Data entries

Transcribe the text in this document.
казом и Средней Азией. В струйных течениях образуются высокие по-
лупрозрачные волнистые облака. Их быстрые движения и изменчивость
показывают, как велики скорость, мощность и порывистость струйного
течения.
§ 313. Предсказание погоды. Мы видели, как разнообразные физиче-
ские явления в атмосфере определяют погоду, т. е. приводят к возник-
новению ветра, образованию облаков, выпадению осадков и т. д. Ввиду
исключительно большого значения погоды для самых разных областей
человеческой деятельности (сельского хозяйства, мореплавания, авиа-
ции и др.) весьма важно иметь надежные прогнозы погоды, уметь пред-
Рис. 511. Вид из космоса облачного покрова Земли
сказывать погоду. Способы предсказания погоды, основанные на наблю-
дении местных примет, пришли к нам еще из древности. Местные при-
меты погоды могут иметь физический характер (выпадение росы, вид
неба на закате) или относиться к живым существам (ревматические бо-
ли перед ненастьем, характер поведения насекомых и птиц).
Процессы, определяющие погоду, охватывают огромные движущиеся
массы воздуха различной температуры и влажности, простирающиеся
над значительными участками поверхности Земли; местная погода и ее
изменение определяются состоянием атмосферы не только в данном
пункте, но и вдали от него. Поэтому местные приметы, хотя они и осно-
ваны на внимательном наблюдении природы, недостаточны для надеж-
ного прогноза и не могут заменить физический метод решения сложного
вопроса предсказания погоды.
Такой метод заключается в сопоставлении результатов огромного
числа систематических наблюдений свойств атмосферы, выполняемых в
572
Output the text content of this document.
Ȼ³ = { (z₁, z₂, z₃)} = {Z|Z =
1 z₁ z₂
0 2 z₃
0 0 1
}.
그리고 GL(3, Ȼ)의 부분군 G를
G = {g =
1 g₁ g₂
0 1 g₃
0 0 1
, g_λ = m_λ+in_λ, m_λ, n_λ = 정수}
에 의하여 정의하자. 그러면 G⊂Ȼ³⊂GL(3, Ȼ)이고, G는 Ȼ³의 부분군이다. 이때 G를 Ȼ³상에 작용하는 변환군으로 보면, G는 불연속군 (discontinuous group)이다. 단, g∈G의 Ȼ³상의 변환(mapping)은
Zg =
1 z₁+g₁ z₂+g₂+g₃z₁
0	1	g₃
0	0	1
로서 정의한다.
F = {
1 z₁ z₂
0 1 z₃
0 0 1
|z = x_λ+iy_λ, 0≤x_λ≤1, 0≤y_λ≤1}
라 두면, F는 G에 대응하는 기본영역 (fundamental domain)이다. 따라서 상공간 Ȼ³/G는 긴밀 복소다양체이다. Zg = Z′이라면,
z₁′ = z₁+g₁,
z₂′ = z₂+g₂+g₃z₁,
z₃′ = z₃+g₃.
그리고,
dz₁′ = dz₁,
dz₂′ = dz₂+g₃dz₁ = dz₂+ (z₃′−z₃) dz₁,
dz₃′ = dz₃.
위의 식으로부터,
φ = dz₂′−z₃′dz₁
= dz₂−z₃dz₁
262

DESCRIPTION OF THE TASK
The records above should be restated word for word, please.

ANSWER
Transcribe the text in this document.
казом и Средней Азией. В струйных течениях образуются высокие по-
лупрозрачные волнистые облака. Их быстрые движения и изменчивость
показывают, как велики скорость, мощность и порывистость струйного
течения.
§ 313. Предсказание погоды. Мы видели, как разнообразные физиче-
ские явления в атмосфере определяют погоду, т. е. приводят к возник-
новению ветра, образованию облаков, выпадению осадков и т. д. Ввиду
исключительно большого значения погоды для самых разных областей
человеческой деятельности (сельского хозяйства, мореплавания, авиа-
ции и др.) весьма важно иметь надежные прогнозы погоды, уметь пред-
Рис. 511. Вид из космоса облачного покрова Земли
сказывать погоду. Способы предсказания погоды, основанные на наблю-
дении местных примет, пришли к нам еще из древности. Местные при-
меты погоды могут иметь физический характер (выпадение росы, вид
неба на закате) или относиться к живым существам (ревматические бо-
ли перед ненастьем, характер поведения насекомых и птиц).
Процессы, определяющие погоду, охватывают огромные движущиеся
массы воздуха различной температуры и влажности, простирающиеся
над значительными участками поверхности Земли; местная погода и ее
изменение определяются состоянием атмосферы не только в данном
пункте, но и вдали от него. Поэтому местные приметы, хотя они и осно-
ваны на внимательном наблюдении природы, недостаточны для надеж-
ного прогноза и не могут заменить физический метод решения сложного
вопроса предсказания погоды.
Такой метод заключается в сопоставлении результатов огромного
числа систематических наблюдений свойств атмосферы, выполняемых в
572
Output the text content of this document.
Ȼ³ = { (z₁, z₂, z₃)} = {Z|Z =
1 z₁ z₂
0 2 z₃
0 0 1
}.
그리고 GL(3, Ȼ)의 부분군 G를
G = {g =
1 g₁ g₂
0 1 g₃
0 0 1
, g_λ = m_λ+in_λ, m_λ, n_λ = 정수}
에 의하여 정의하자. 그러면 G⊂Ȼ³⊂GL(3, Ȼ)이고, G는 Ȼ³의 부분군이다. 이때 G를 Ȼ³상에 작용하는 변환군으로 보면, G는 불연속군 (discontinuous group)이다. 단, g∈G의 Ȼ³상의 변환(mapping)은
Zg =
1 z₁+g₁ z₂+g₂+g₃z₁
0	1	g₃
0	0	1
로서 정의한다.
F = {
1 z₁ z₂
0 1 z₃
0 0 1
|z = x_λ+iy_λ, 0≤x_λ≤1, 0≤y_λ≤1}
라 두면, F는 G에 대응하는 기본영역 (fundamental domain)이다. 따라서 상공간 Ȼ³/G는 긴밀 복소다양체이다. Zg = Z′이라면,
z₁′ = z₁+g₁,
z₂′ = z₂+g₂+g₃z₁,
z₃′ = z₃+g₃.
그리고,
dz₁′ = dz₁,
dz₂′ = dz₂+g₃dz₁ = dz₂+ (z₃′−z₃) dz₁,
dz₃′ = dz₃.
위의 식으로부터,
φ = dz₂′−z₃′dz₁
= dz₂−z₃dz₁
262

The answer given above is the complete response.